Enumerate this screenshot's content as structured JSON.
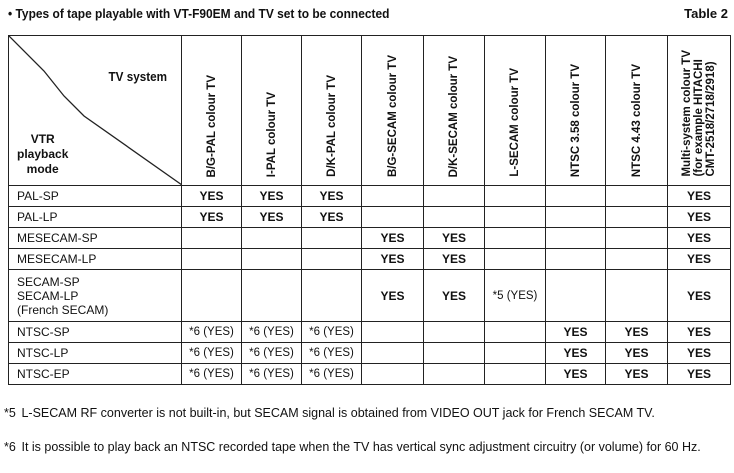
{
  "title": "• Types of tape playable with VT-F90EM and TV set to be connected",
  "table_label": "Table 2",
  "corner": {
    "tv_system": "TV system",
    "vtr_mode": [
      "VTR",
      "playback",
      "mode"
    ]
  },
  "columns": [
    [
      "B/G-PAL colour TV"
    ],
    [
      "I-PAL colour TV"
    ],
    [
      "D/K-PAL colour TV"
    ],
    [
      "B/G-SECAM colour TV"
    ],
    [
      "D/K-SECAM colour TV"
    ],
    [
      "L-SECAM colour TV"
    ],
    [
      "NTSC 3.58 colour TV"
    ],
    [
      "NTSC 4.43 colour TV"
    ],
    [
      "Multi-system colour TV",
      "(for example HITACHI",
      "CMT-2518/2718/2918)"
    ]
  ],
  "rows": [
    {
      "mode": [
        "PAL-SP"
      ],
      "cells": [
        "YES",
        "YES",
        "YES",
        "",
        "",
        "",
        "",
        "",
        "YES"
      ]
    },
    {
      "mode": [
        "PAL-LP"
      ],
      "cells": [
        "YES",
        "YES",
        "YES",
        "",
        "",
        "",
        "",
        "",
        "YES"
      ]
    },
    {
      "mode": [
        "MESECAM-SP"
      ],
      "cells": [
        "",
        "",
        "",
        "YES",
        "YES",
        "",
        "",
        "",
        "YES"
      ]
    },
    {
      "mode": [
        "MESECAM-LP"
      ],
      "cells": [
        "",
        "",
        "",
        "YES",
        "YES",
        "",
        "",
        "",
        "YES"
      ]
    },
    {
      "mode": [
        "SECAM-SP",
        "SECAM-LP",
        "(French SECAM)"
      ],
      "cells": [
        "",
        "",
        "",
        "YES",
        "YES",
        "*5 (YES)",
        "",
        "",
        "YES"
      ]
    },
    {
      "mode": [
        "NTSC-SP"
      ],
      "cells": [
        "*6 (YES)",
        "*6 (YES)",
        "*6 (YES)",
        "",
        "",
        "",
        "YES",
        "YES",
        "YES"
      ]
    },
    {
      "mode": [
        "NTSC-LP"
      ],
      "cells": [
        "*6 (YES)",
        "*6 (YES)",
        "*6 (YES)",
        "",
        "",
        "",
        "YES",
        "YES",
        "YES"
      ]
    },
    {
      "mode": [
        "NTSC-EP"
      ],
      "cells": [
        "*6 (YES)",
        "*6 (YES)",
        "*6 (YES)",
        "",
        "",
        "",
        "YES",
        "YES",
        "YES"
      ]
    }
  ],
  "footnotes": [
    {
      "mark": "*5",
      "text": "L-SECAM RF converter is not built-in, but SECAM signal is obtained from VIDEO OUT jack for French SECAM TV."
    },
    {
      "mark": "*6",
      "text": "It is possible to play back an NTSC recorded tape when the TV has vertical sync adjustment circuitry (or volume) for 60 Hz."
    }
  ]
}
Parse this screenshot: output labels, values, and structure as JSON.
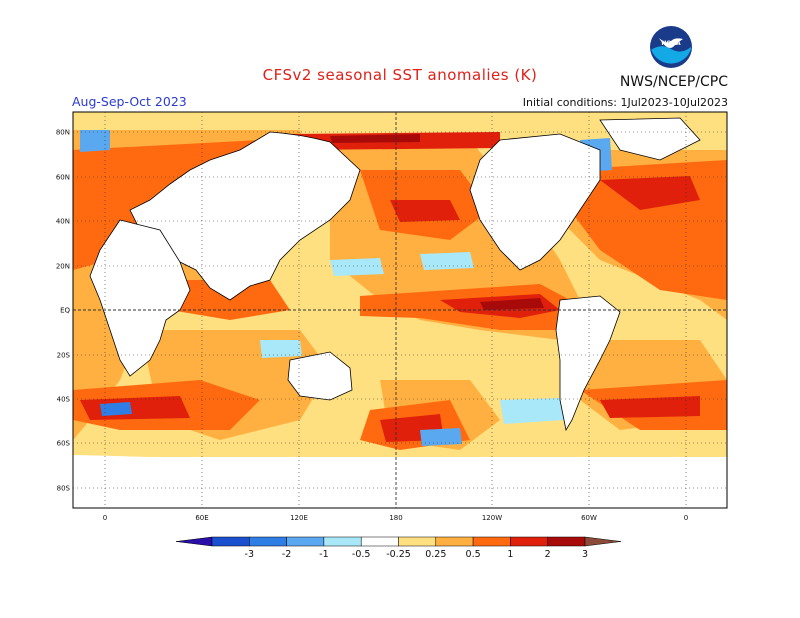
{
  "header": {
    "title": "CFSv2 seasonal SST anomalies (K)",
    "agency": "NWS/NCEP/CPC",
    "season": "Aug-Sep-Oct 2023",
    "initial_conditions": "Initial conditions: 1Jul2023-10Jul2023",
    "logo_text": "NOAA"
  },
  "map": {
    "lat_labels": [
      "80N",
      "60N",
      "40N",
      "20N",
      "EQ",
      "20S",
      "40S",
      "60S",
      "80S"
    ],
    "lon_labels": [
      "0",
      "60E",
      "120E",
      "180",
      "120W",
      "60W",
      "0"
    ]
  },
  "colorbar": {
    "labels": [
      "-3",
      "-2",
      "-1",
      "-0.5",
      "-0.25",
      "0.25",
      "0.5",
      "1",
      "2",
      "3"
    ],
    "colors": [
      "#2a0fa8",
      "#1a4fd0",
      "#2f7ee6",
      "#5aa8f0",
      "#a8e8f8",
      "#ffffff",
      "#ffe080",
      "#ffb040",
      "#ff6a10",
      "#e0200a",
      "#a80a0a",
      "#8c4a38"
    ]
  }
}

·····

> **Short problem**:
Except for the pictures, reproduce every line exactly.

> **Response to this task**:
Enumerate this screenshot's content as structured JSON.
{
  "title": "• Types of tape playable with VT-F90EM and TV set to be connected",
  "table_label": "Table 2",
  "corner": {
    "tv_system": "TV system",
    "vtr_mode": [
      "VTR",
      "playback",
      "mode"
    ]
  },
  "columns": [
    [
      "B/G-PAL colour TV"
    ],
    [
      "I-PAL colour TV"
    ],
    [
      "D/K-PAL colour TV"
    ],
    [
      "B/G-SECAM colour TV"
    ],
    [
      "D/K-SECAM colour TV"
    ],
    [
      "L-SECAM colour TV"
    ],
    [
      "NTSC 3.58 colour TV"
    ],
    [
      "NTSC 4.43 colour TV"
    ],
    [
      "Multi-system colour TV",
      "(for example HITACHI",
      "CMT-2518/2718/2918)"
    ]
  ],
  "rows": [
    {
      "mode": [
        "PAL-SP"
      ],
      "cells": [
        "YES",
        "YES",
        "YES",
        "",
        "",
        "",
        "",
        "",
        "YES"
      ]
    },
    {
      "mode": [
        "PAL-LP"
      ],
      "cells": [
        "YES",
        "YES",
        "YES",
        "",
        "",
        "",
        "",
        "",
        "YES"
      ]
    },
    {
      "mode": [
        "MESECAM-SP"
      ],
      "cells": [
        "",
        "",
        "",
        "YES",
        "YES",
        "",
        "",
        "",
        "YES"
      ]
    },
    {
      "mode": [
        "MESECAM-LP"
      ],
      "cells": [
        "",
        "",
        "",
        "YES",
        "YES",
        "",
        "",
        "",
        "YES"
      ]
    },
    {
      "mode": [
        "SECAM-SP",
        "SECAM-LP",
        "(French SECAM)"
      ],
      "cells": [
        "",
        "",
        "",
        "YES",
        "YES",
        "*5 (YES)",
        "",
        "",
        "YES"
      ]
    },
    {
      "mode": [
        "NTSC-SP"
      ],
      "cells": [
        "*6 (YES)",
        "*6 (YES)",
        "*6 (YES)",
        "",
        "",
        "",
        "YES",
        "YES",
        "YES"
      ]
    },
    {
      "mode": [
        "NTSC-LP"
      ],
      "cells": [
        "*6 (YES)",
        "*6 (YES)",
        "*6 (YES)",
        "",
        "",
        "",
        "YES",
        "YES",
        "YES"
      ]
    },
    {
      "mode": [
        "NTSC-EP"
      ],
      "cells": [
        "*6 (YES)",
        "*6 (YES)",
        "*6 (YES)",
        "",
        "",
        "",
        "YES",
        "YES",
        "YES"
      ]
    }
  ],
  "footnotes": [
    {
      "mark": "*5",
      "text": "L-SECAM RF converter is not built-in, but SECAM signal is obtained from VIDEO OUT jack for French SECAM TV."
    },
    {
      "mark": "*6",
      "text": "It is possible to play back an NTSC recorded tape when the TV has vertical sync adjustment circuitry (or volume) for 60 Hz."
    }
  ]
}
Parse this screenshot: output labels, values, and structure as JSON.
{
  "header": {
    "title": "CFSv2 seasonal SST anomalies (K)",
    "agency": "NWS/NCEP/CPC",
    "season": "Aug-Sep-Oct 2023",
    "initial_conditions": "Initial conditions: 1Jul2023-10Jul2023",
    "logo_text": "NOAA"
  },
  "map": {
    "lat_labels": [
      "80N",
      "60N",
      "40N",
      "20N",
      "EQ",
      "20S",
      "40S",
      "60S",
      "80S"
    ],
    "lon_labels": [
      "0",
      "60E",
      "120E",
      "180",
      "120W",
      "60W",
      "0"
    ]
  },
  "colorbar": {
    "labels": [
      "-3",
      "-2",
      "-1",
      "-0.5",
      "-0.25",
      "0.25",
      "0.5",
      "1",
      "2",
      "3"
    ],
    "colors": [
      "#2a0fa8",
      "#1a4fd0",
      "#2f7ee6",
      "#5aa8f0",
      "#a8e8f8",
      "#ffffff",
      "#ffe080",
      "#ffb040",
      "#ff6a10",
      "#e0200a",
      "#a80a0a",
      "#8c4a38"
    ]
  }
}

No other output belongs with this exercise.